**WHAT YOU WILL DO**
Write out every line below that includes the word "sacerdos".

**SUPPLIED RECORDS**

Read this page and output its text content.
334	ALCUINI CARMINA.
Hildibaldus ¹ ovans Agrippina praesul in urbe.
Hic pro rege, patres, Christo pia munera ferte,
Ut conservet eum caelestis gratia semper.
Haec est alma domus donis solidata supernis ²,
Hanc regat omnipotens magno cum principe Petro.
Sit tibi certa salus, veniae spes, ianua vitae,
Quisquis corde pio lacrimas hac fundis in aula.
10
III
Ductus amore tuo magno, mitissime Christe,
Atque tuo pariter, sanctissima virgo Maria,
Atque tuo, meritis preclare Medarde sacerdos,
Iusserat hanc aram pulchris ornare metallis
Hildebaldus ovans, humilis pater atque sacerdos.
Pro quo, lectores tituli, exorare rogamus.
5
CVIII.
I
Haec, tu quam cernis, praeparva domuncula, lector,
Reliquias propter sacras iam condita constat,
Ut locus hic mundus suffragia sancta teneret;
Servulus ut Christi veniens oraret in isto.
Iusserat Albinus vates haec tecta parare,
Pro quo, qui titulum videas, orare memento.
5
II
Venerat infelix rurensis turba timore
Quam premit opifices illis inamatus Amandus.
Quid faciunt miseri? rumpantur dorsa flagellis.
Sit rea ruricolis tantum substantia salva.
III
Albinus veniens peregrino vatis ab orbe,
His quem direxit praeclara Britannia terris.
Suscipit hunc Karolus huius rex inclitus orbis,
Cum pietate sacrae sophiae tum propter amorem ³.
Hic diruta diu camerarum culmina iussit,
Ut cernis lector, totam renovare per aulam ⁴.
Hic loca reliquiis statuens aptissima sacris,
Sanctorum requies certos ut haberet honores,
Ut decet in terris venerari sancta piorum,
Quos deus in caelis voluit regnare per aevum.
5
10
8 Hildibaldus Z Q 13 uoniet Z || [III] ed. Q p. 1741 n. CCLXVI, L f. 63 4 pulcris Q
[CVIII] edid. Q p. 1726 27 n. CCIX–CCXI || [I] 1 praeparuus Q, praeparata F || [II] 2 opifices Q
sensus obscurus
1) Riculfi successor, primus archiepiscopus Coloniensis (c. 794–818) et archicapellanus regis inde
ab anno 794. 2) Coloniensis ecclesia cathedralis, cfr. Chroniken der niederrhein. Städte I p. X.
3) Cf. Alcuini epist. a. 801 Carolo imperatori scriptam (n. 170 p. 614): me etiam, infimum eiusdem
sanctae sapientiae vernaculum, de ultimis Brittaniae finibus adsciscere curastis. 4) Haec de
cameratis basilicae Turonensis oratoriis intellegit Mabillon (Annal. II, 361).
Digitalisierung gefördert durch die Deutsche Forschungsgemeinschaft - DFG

--

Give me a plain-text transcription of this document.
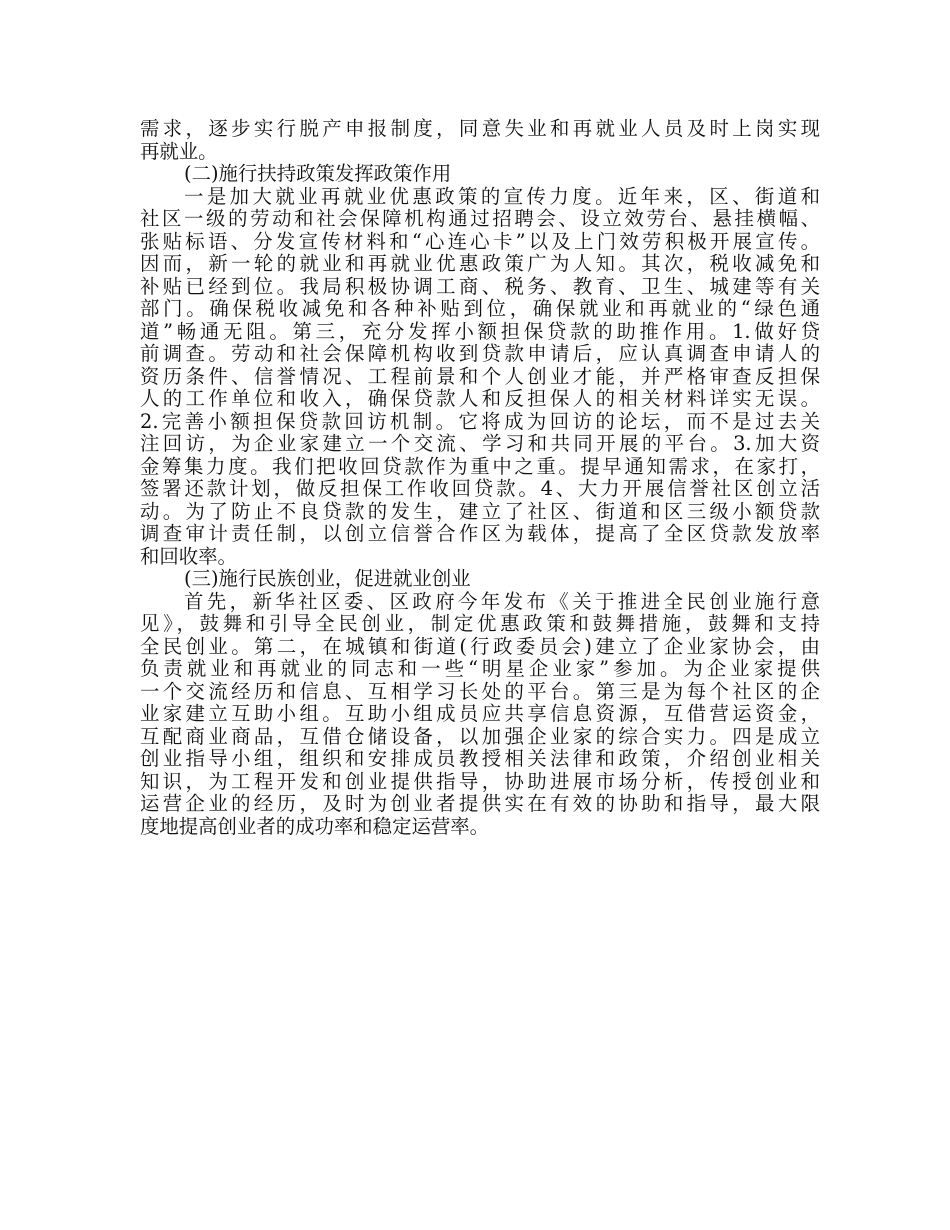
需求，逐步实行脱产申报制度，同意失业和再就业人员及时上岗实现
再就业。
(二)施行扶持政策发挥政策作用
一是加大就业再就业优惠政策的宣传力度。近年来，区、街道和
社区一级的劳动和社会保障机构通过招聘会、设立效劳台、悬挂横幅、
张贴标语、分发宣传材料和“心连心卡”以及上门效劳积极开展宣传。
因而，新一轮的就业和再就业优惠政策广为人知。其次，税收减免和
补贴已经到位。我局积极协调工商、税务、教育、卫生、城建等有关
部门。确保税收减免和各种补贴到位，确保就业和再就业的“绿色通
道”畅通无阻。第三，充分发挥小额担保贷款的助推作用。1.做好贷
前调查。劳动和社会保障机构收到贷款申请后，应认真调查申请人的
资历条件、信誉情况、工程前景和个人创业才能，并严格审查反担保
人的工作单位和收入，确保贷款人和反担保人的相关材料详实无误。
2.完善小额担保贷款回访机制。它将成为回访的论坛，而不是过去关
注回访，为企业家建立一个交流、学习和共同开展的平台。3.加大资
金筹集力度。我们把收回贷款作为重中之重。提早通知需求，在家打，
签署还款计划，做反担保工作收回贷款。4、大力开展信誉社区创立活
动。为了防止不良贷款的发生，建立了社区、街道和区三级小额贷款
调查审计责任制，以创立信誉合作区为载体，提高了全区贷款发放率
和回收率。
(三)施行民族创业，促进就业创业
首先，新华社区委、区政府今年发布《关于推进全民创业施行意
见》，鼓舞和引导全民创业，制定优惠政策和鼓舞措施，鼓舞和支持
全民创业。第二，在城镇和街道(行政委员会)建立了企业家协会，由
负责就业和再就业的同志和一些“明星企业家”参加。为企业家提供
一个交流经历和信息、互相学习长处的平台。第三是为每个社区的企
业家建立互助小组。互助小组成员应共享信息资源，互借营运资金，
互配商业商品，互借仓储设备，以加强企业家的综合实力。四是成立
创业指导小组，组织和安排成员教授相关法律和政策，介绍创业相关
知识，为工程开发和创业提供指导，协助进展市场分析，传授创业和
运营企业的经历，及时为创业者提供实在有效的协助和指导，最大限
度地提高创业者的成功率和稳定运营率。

**TASK SOLUTION**
Atque tuo, meritis preclare Medarde sacerdos,
Hildebaldus ovans, humilis pater atque sacerdos.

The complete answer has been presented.